▸ Stated exercise:
Seek out every line containing the word "this", and copy each.
-- Begin --
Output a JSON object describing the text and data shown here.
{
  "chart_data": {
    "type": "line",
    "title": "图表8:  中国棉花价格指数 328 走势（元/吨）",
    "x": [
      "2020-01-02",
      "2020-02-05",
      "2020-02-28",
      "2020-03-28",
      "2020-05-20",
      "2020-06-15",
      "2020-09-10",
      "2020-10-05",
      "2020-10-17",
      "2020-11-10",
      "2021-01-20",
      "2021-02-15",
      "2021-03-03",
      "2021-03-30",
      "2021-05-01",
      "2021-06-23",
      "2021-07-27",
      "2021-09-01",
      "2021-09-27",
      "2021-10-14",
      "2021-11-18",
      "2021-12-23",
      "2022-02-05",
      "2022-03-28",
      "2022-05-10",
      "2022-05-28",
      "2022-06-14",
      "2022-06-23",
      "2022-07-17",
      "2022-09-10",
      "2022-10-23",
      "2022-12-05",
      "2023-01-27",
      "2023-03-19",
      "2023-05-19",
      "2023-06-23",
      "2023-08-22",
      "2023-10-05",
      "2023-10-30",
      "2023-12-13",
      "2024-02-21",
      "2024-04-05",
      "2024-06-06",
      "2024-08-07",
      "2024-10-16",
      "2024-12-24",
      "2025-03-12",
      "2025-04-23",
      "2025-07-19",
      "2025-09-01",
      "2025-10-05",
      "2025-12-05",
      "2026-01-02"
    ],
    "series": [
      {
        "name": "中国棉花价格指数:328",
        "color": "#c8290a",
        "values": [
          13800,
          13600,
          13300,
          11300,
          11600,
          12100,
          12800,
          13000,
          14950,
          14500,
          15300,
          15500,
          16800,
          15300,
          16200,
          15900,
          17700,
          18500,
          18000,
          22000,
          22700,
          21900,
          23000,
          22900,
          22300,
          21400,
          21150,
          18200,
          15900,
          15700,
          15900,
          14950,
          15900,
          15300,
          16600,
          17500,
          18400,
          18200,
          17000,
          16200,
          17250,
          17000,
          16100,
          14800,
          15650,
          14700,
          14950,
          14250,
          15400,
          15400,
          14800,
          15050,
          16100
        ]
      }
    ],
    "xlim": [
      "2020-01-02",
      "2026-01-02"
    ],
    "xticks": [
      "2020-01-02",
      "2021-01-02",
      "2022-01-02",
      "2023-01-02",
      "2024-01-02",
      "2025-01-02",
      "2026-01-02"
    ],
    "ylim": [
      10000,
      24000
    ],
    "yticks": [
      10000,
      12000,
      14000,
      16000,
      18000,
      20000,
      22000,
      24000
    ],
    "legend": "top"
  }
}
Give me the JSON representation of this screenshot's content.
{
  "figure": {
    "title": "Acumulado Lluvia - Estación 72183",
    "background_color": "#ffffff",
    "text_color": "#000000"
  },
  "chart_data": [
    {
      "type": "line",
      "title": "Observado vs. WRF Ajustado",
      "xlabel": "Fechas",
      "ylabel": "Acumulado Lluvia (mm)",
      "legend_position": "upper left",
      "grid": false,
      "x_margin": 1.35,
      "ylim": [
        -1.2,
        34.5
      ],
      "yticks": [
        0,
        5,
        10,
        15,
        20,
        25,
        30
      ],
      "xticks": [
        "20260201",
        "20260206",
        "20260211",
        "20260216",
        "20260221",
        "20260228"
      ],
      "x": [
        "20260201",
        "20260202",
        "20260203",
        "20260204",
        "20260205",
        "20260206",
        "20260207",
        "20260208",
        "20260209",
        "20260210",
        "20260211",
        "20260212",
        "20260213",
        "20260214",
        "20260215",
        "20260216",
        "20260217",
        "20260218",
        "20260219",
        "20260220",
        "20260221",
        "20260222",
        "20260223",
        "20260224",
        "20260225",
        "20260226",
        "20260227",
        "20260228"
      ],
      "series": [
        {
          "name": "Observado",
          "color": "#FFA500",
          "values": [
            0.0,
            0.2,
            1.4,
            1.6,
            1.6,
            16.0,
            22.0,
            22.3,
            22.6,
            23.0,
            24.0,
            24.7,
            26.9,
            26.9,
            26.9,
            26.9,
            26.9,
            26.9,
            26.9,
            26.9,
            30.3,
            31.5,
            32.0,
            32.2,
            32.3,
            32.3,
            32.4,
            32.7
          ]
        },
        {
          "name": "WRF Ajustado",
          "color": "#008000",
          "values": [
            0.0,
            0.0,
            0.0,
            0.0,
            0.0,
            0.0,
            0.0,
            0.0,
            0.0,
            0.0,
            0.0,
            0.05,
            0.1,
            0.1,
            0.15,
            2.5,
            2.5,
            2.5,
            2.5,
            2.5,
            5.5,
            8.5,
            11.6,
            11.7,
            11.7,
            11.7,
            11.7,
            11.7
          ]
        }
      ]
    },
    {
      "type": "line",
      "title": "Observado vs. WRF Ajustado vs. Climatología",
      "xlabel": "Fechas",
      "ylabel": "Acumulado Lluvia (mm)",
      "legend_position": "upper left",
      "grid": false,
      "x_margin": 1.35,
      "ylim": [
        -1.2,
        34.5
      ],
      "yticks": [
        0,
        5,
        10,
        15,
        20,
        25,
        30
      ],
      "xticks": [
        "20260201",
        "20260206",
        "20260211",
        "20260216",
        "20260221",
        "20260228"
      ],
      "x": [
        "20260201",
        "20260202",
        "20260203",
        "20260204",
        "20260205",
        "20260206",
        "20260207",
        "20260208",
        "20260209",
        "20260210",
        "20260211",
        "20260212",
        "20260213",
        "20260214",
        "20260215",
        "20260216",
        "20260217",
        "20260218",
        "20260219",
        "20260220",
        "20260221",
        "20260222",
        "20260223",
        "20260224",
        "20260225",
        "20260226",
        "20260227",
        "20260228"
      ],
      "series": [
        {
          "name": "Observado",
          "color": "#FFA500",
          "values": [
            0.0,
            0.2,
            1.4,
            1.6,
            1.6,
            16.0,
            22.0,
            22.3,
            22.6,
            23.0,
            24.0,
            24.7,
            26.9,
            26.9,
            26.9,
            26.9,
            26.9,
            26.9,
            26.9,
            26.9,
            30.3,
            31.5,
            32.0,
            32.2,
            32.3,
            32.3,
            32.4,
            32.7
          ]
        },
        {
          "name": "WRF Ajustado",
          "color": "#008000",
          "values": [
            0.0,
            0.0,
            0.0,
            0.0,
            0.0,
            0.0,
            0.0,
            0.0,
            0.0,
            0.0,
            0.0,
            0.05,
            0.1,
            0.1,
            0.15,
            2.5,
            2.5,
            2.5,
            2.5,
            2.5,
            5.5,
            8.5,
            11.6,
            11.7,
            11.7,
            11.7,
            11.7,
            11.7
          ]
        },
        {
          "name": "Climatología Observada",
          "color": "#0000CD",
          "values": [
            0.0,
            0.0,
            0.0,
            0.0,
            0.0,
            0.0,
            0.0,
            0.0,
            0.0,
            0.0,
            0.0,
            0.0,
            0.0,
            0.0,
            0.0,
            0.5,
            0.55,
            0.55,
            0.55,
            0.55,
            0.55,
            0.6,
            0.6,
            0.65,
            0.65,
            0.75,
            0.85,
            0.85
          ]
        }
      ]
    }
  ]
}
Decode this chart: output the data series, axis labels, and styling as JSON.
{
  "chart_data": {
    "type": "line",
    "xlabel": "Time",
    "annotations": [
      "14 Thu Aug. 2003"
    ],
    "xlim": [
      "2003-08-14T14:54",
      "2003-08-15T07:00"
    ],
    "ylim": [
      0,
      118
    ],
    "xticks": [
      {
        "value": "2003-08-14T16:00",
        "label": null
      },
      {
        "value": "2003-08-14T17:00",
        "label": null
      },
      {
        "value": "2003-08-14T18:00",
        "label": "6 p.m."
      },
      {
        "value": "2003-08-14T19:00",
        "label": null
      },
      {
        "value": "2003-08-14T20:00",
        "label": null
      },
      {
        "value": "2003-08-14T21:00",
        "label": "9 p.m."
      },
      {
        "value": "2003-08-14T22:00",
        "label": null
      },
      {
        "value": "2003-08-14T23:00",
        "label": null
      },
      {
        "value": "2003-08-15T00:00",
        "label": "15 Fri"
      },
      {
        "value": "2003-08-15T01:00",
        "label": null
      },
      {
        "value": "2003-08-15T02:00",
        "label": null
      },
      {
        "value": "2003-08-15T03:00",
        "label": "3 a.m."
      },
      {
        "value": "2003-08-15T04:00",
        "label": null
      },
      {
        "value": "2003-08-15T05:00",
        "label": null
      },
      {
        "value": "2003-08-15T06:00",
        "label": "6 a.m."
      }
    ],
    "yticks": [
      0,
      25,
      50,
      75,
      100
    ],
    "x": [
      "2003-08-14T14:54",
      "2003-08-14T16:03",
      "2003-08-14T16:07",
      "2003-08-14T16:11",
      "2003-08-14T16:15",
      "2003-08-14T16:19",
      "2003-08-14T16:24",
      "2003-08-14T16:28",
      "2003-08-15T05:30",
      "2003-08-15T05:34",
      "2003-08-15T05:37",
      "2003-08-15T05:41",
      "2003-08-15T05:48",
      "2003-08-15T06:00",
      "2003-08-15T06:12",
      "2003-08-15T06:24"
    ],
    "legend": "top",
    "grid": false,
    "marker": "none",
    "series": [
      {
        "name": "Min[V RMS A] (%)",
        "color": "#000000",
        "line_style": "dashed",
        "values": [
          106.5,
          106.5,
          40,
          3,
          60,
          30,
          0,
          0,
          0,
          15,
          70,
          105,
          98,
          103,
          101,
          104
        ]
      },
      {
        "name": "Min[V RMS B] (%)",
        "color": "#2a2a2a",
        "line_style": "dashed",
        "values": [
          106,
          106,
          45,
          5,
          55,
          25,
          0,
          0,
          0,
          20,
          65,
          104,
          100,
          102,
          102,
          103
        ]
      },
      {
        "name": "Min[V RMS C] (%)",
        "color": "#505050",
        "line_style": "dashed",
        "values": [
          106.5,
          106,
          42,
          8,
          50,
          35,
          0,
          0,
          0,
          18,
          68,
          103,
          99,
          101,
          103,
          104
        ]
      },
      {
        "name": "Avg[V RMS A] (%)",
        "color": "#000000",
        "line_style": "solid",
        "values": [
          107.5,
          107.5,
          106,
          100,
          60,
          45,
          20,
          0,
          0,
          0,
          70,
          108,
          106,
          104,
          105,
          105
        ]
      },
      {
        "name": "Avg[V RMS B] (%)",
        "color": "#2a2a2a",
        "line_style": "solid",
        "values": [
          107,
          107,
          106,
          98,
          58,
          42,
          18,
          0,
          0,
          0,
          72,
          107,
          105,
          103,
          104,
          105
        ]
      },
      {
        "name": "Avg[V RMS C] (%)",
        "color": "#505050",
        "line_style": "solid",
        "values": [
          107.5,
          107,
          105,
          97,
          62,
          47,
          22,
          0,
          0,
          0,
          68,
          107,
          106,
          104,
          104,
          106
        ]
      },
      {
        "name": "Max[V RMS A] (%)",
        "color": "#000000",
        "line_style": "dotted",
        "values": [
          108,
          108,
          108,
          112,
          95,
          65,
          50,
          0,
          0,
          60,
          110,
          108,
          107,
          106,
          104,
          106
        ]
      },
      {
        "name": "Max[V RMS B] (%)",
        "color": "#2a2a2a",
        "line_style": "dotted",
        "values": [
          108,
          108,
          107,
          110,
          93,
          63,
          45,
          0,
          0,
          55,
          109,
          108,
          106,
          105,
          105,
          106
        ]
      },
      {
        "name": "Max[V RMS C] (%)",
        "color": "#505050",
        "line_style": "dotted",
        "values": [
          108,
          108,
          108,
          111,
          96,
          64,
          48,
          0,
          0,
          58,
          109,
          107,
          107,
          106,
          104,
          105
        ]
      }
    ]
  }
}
-- End --
▸ The output:
Give me the JSON representation of this screenshot's content.
Decode this chart: output the data series, axis labels, and styling as JSON.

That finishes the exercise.